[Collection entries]
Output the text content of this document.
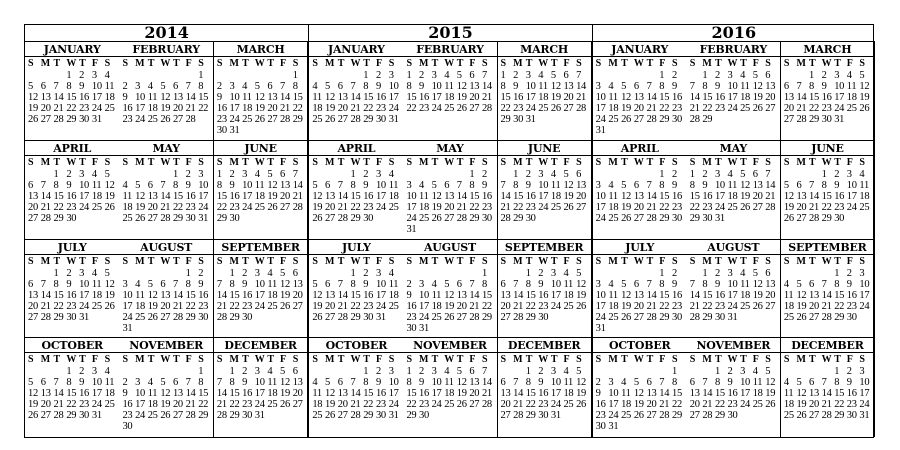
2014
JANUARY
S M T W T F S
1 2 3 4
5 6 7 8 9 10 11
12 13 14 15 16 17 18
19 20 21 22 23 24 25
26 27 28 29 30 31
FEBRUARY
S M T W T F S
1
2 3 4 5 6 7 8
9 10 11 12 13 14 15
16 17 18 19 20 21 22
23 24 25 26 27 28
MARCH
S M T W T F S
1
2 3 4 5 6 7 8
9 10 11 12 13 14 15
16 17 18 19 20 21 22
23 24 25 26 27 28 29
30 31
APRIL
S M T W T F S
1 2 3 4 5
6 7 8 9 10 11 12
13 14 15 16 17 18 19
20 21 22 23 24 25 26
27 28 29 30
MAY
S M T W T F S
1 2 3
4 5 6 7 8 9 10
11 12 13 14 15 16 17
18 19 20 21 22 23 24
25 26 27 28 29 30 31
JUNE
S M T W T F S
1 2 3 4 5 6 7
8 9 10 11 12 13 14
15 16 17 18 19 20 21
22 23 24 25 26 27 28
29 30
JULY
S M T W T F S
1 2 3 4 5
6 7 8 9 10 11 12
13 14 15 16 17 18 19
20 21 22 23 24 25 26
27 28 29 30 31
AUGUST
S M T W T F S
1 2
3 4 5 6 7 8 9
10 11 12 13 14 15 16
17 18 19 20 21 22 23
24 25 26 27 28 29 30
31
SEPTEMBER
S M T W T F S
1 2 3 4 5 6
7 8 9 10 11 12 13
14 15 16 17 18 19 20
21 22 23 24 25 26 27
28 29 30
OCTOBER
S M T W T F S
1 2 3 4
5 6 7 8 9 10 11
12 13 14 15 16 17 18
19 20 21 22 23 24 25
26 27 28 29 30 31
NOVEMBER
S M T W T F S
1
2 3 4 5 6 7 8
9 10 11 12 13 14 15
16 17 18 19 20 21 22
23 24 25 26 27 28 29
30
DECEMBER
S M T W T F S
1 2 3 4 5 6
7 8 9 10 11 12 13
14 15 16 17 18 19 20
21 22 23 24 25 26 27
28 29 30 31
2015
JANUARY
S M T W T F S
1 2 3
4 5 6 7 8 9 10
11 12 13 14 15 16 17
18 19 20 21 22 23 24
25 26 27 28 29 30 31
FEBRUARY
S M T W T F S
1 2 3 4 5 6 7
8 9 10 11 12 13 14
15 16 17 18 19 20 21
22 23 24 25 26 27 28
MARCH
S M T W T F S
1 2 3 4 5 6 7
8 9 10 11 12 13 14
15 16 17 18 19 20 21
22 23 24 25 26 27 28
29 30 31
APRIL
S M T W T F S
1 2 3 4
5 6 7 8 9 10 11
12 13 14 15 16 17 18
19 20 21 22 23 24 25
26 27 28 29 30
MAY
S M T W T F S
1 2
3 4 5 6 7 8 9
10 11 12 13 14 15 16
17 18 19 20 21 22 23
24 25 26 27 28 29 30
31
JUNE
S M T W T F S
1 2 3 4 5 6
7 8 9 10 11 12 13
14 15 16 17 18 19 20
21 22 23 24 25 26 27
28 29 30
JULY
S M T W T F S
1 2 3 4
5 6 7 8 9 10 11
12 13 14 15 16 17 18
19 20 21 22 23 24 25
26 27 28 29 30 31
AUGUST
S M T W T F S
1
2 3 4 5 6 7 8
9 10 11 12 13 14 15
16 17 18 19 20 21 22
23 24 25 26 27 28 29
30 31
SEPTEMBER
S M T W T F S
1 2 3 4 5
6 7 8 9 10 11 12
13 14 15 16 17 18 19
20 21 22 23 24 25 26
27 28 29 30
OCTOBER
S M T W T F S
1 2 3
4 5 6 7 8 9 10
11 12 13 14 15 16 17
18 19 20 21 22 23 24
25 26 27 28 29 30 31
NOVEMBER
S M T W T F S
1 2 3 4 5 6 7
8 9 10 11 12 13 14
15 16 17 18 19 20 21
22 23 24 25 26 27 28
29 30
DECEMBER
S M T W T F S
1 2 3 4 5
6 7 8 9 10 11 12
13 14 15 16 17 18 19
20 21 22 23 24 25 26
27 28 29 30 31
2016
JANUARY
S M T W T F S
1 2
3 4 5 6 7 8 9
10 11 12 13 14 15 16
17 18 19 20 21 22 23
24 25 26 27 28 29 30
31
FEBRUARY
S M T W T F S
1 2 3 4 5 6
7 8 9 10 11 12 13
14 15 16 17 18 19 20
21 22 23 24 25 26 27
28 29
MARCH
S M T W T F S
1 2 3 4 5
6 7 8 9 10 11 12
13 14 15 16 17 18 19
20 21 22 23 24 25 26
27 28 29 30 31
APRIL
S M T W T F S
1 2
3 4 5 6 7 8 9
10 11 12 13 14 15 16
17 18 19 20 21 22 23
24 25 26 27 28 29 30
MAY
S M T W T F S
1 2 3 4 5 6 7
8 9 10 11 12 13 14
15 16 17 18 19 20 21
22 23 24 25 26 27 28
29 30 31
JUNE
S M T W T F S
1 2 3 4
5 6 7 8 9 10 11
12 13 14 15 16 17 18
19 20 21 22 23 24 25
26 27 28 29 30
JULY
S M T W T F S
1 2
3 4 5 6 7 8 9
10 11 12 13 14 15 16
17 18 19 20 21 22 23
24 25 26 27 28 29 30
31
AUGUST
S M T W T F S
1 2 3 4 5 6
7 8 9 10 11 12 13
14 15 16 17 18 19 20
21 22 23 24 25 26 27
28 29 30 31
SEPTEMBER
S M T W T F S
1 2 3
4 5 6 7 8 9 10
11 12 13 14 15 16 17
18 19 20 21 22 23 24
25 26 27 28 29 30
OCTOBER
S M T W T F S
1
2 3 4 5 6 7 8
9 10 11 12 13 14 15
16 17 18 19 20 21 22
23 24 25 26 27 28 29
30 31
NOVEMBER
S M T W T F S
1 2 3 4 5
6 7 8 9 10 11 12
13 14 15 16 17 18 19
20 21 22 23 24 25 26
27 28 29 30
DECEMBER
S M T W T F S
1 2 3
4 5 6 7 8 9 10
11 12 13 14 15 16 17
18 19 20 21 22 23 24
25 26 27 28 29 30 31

= Task prompt =
Omit the pictures. Output every record above word for word.

= The completed task =
Output the text content of this document.
2014
JANUARY
S M T W T F S
1 2 3 4
5 6 7 8 9 10 11
12 13 14 15 16 17 18
19 20 21 22 23 24 25
26 27 28 29 30 31
FEBRUARY
S M T W T F S
1
2 3 4 5 6 7 8
9 10 11 12 13 14 15
16 17 18 19 20 21 22
23 24 25 26 27 28
MARCH
S M T W T F S
1
2 3 4 5 6 7 8
9 10 11 12 13 14 15
16 17 18 19 20 21 22
23 24 25 26 27 28 29
30 31
APRIL
S M T W T F S
1 2 3 4 5
6 7 8 9 10 11 12
13 14 15 16 17 18 19
20 21 22 23 24 25 26
27 28 29 30
MAY
S M T W T F S
1 2 3
4 5 6 7 8 9 10
11 12 13 14 15 16 17
18 19 20 21 22 23 24
25 26 27 28 29 30 31
JUNE
S M T W T F S
1 2 3 4 5 6 7
8 9 10 11 12 13 14
15 16 17 18 19 20 21
22 23 24 25 26 27 28
29 30
JULY
S M T W T F S
1 2 3 4 5
6 7 8 9 10 11 12
13 14 15 16 17 18 19
20 21 22 23 24 25 26
27 28 29 30 31
AUGUST
S M T W T F S
1 2
3 4 5 6 7 8 9
10 11 12 13 14 15 16
17 18 19 20 21 22 23
24 25 26 27 28 29 30
31
SEPTEMBER
S M T W T F S
1 2 3 4 5 6
7 8 9 10 11 12 13
14 15 16 17 18 19 20
21 22 23 24 25 26 27
28 29 30
OCTOBER
S M T W T F S
1 2 3 4
5 6 7 8 9 10 11
12 13 14 15 16 17 18
19 20 21 22 23 24 25
26 27 28 29 30 31
NOVEMBER
S M T W T F S
1
2 3 4 5 6 7 8
9 10 11 12 13 14 15
16 17 18 19 20 21 22
23 24 25 26 27 28 29
30
DECEMBER
S M T W T F S
1 2 3 4 5 6
7 8 9 10 11 12 13
14 15 16 17 18 19 20
21 22 23 24 25 26 27
28 29 30 31
2015
JANUARY
S M T W T F S
1 2 3
4 5 6 7 8 9 10
11 12 13 14 15 16 17
18 19 20 21 22 23 24
25 26 27 28 29 30 31
FEBRUARY
S M T W T F S
1 2 3 4 5 6 7
8 9 10 11 12 13 14
15 16 17 18 19 20 21
22 23 24 25 26 27 28
MARCH
S M T W T F S
1 2 3 4 5 6 7
8 9 10 11 12 13 14
15 16 17 18 19 20 21
22 23 24 25 26 27 28
29 30 31
APRIL
S M T W T F S
1 2 3 4
5 6 7 8 9 10 11
12 13 14 15 16 17 18
19 20 21 22 23 24 25
26 27 28 29 30
MAY
S M T W T F S
1 2
3 4 5 6 7 8 9
10 11 12 13 14 15 16
17 18 19 20 21 22 23
24 25 26 27 28 29 30
31
JUNE
S M T W T F S
1 2 3 4 5 6
7 8 9 10 11 12 13
14 15 16 17 18 19 20
21 22 23 24 25 26 27
28 29 30
JULY
S M T W T F S
1 2 3 4
5 6 7 8 9 10 11
12 13 14 15 16 17 18
19 20 21 22 23 24 25
26 27 28 29 30 31
AUGUST
S M T W T F S
1
2 3 4 5 6 7 8
9 10 11 12 13 14 15
16 17 18 19 20 21 22
23 24 25 26 27 28 29
30 31
SEPTEMBER
S M T W T F S
1 2 3 4 5
6 7 8 9 10 11 12
13 14 15 16 17 18 19
20 21 22 23 24 25 26
27 28 29 30
OCTOBER
S M T W T F S
1 2 3
4 5 6 7 8 9 10
11 12 13 14 15 16 17
18 19 20 21 22 23 24
25 26 27 28 29 30 31
NOVEMBER
S M T W T F S
1 2 3 4 5 6 7
8 9 10 11 12 13 14
15 16 17 18 19 20 21
22 23 24 25 26 27 28
29 30
DECEMBER
S M T W T F S
1 2 3 4 5
6 7 8 9 10 11 12
13 14 15 16 17 18 19
20 21 22 23 24 25 26
27 28 29 30 31
2016
JANUARY
S M T W T F S
1 2
3 4 5 6 7 8 9
10 11 12 13 14 15 16
17 18 19 20 21 22 23
24 25 26 27 28 29 30
31
FEBRUARY
S M T W T F S
1 2 3 4 5 6
7 8 9 10 11 12 13
14 15 16 17 18 19 20
21 22 23 24 25 26 27
28 29
MARCH
S M T W T F S
1 2 3 4 5
6 7 8 9 10 11 12
13 14 15 16 17 18 19
20 21 22 23 24 25 26
27 28 29 30 31
APRIL
S M T W T F S
1 2
3 4 5 6 7 8 9
10 11 12 13 14 15 16
17 18 19 20 21 22 23
24 25 26 27 28 29 30
MAY
S M T W T F S
1 2 3 4 5 6 7
8 9 10 11 12 13 14
15 16 17 18 19 20 21
22 23 24 25 26 27 28
29 30 31
JUNE
S M T W T F S
1 2 3 4
5 6 7 8 9 10 11
12 13 14 15 16 17 18
19 20 21 22 23 24 25
26 27 28 29 30
JULY
S M T W T F S
1 2
3 4 5 6 7 8 9
10 11 12 13 14 15 16
17 18 19 20 21 22 23
24 25 26 27 28 29 30
31
AUGUST
S M T W T F S
1 2 3 4 5 6
7 8 9 10 11 12 13
14 15 16 17 18 19 20
21 22 23 24 25 26 27
28 29 30 31
SEPTEMBER
S M T W T F S
1 2 3
4 5 6 7 8 9 10
11 12 13 14 15 16 17
18 19 20 21 22 23 24
25 26 27 28 29 30
OCTOBER
S M T W T F S
1
2 3 4 5 6 7 8
9 10 11 12 13 14 15
16 17 18 19 20 21 22
23 24 25 26 27 28 29
30 31
NOVEMBER
S M T W T F S
1 2 3 4 5
6 7 8 9 10 11 12
13 14 15 16 17 18 19
20 21 22 23 24 25 26
27 28 29 30
DECEMBER
S M T W T F S
1 2 3
4 5 6 7 8 9 10
11 12 13 14 15 16 17
18 19 20 21 22 23 24
25 26 27 28 29 30 31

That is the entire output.